Saved entries
** begin **

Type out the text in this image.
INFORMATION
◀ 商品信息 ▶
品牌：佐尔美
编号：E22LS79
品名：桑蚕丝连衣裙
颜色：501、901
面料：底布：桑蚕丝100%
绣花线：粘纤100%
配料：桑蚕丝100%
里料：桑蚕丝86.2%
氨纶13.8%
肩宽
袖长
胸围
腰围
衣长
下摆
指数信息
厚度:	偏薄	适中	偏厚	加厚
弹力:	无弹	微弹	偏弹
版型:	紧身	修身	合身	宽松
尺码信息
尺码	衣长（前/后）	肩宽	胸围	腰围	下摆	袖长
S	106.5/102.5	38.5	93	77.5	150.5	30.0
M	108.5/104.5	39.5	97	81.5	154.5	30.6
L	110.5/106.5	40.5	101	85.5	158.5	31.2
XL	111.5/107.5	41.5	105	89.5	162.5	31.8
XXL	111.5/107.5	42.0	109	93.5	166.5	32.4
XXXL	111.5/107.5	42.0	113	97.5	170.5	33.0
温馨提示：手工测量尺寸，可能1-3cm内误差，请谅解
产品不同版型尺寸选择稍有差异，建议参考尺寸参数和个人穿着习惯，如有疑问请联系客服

** end **
** begin **

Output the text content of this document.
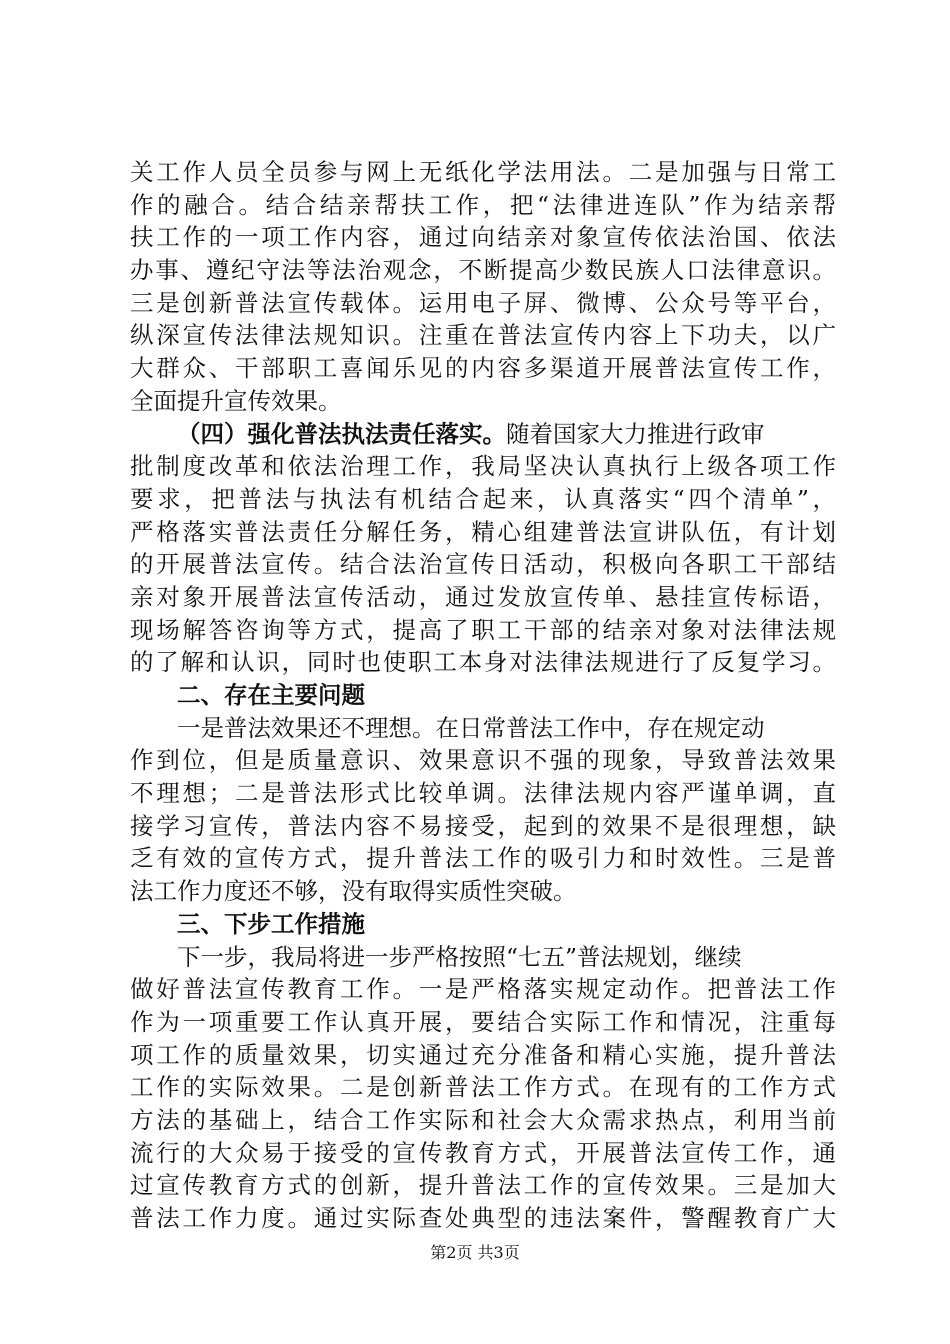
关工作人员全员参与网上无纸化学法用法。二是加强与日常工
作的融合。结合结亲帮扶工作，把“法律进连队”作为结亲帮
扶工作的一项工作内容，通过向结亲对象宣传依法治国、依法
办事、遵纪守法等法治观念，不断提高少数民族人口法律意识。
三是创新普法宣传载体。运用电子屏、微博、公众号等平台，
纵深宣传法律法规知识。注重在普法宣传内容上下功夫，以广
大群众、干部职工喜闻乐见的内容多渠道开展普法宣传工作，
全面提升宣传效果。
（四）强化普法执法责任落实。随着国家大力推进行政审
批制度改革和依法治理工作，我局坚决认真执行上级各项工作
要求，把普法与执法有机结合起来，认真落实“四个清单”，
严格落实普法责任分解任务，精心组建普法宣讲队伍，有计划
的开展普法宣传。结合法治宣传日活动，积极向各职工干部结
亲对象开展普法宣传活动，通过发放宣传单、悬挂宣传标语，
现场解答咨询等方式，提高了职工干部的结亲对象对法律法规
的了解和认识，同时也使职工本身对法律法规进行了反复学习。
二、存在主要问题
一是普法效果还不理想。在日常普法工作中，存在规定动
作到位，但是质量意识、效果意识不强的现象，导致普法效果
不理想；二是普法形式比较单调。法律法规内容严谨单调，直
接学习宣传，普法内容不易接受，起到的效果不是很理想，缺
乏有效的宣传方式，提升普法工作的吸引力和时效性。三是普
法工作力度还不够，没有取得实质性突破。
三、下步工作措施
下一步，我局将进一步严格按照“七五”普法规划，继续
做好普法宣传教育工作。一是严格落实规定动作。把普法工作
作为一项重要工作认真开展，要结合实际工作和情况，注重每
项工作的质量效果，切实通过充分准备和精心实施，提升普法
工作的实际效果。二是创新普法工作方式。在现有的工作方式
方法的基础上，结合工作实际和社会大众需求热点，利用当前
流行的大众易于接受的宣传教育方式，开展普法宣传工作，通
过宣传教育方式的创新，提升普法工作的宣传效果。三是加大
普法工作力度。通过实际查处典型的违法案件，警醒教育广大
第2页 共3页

** end **

PROMPT >> Extract lines where the string "this" occurs.

FULL RESPONSE >>
Type out the text in this image.
Output the text content of this document.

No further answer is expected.